Short problem 1: Print the passage of the Python threading question between "print('*** Main thread" and "force an error.", inclusive.

I've been trying to find an implementation that looks like mine but I can't seem to find one.
Specifics: I retrieve some database records and want to process all of them in a maximum of 5 threads. But I want these threads to report any potential errors and then close the individual threads (or log them). So I want to push all the records onto a queue and have the threads fetch from the queue.
So far I have this.
class DatabaseRecordImporterThread(threading.Thread):
def __init__(self, record_queue):
super(DatabaseRecordImporterThread, self).__init__()
self.record_queue = record_queue
def run(self):
try:
record = self.record_queue.get()
force_key_error(record)
except Exception as e:
print("Thread failed: ", e) # I want this to print to the main thread stdout
logger.log(e) # I want this to log to a shared log file (with appending)
MAX_THREAD_COUNT = 5
jobs = queue.Queue()
workers = []
database_records_retrieved = database.get_records(query) # unimportant
# this is where i put all records on a queue
for record in database_records_retrieved:
jobs.put(record)
for _ in range(MAX_THREAD_COUNT):
worker = DatabaseRecordImporterThread(jobs)
worker.start()
workers.append(worker)
print('*** Main thread waiting')
jobs.join()
print('*** Done')
So the idea is that every thread gets the jobs queue and they are retrieving records from it and printing. Since the amount to process isn't predesignated (defined to do k records at a time or something), each thread will attempt to just process whatever is on the queue. However the output looks like this, when I force an error.
Thread failed: 'KeyError'
Thread failed: 'KeyError'
Thread failed: 'KeyError'
Thread failed: 'KeyError'
Thread failed: 'KeyError'
*** Main thread waiting
when no errors are reported the threads only read one record each:
(record)
(record)
(record)
(record)
(record)
*** Main thread waiting
In the normal Threading setup, I understand that you can setup a queue by doing something like this
Thread(target=function, args=(parameters, queue)
But when you use a class that inherits the Thread object, how do you set this up properly? I can't seem to figure it out. One of my assumptions is that the queue object is not shallow, so every new object created actually refers to the same queue in memory - is this true?
The threads are hanging, obviously, because they are not(?) daemon threads. Not only that, but it seems as though the threads only read one record each and then do the same thing. Some thing I want to do but don't really understand how to do.
- If all threads fail, the main thread should move on and say "*** Done."
- The threads should continue processing the queue until it is empty
In order to do (2), I probably need something in the main thread like while !queue.empty but then how would I make sure that I limit the threads to only have a maximum of 5?
while not self.queue.empty()but I'm not sure if this is the best practice. And it doesn't resolve issue (1)

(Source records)
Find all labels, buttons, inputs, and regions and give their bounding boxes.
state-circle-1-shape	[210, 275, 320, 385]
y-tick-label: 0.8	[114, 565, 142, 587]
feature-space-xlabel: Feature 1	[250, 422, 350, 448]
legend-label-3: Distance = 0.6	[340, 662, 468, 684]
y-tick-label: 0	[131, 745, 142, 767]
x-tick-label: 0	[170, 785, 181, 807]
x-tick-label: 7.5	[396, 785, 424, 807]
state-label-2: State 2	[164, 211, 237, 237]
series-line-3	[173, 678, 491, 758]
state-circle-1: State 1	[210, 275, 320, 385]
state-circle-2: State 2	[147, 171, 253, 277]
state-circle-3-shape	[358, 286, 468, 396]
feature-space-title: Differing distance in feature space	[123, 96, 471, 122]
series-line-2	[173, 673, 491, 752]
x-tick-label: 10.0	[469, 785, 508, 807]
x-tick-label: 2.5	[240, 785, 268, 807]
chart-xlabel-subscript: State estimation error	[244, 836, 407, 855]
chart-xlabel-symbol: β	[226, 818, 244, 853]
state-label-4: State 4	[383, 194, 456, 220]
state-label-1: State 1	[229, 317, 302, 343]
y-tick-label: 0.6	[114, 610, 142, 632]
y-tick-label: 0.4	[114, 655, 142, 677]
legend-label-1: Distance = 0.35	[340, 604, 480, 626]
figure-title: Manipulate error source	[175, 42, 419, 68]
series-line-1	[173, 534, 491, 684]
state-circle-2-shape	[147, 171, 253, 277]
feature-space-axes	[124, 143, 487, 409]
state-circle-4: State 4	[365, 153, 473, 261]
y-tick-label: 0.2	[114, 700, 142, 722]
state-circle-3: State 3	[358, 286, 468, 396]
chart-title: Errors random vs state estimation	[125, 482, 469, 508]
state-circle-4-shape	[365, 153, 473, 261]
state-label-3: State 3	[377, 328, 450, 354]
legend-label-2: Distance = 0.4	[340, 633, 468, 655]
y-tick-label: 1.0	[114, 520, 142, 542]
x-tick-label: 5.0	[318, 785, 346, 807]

Short problem 2: Update the source entries from the first one through the line holding "604, 480, 626]", inclusive, changing "y-tick-label" to "y-axis-tick" and leaving everything else as it is. Return only those lines.

Response 1:
print('*** Main thread waiting')
jobs.join()
print('*** Done')
So the idea is that every thread gets the jobs queue and they are retrieving records from it and printing. Since the amount to process isn't predesignated (defined to do k records at a time or something), each thread will attempt to just process whatever is on the queue. However the output looks like this, when I force an error.

Response 2:
Find all labels, buttons, inputs, and regions and give their bounding boxes.
state-circle-1-shape	[210, 275, 320, 385]
y-axis-tick: 0.8	[114, 565, 142, 587]
feature-space-xlabel: Feature 1	[250, 422, 350, 448]
legend-label-3: Distance = 0.6	[340, 662, 468, 684]
y-axis-tick: 0	[131, 745, 142, 767]
x-tick-label: 0	[170, 785, 181, 807]
x-tick-label: 7.5	[396, 785, 424, 807]
state-label-2: State 2	[164, 211, 237, 237]
series-line-3	[173, 678, 491, 758]
state-circle-1: State 1	[210, 275, 320, 385]
state-circle-2: State 2	[147, 171, 253, 277]
state-circle-3-shape	[358, 286, 468, 396]
feature-space-title: Differing distance in feature space	[123, 96, 471, 122]
series-line-2	[173, 673, 491, 752]
x-tick-label: 10.0	[469, 785, 508, 807]
x-tick-label: 2.5	[240, 785, 268, 807]
chart-xlabel-subscript: State estimation error	[244, 836, 407, 855]
chart-xlabel-symbol: β	[226, 818, 244, 853]
state-label-4: State 4	[383, 194, 456, 220]
state-label-1: State 1	[229, 317, 302, 343]
y-axis-tick: 0.6	[114, 610, 142, 632]
y-axis-tick: 0.4	[114, 655, 142, 677]
legend-label-1: Distance = 0.35	[340, 604, 480, 626]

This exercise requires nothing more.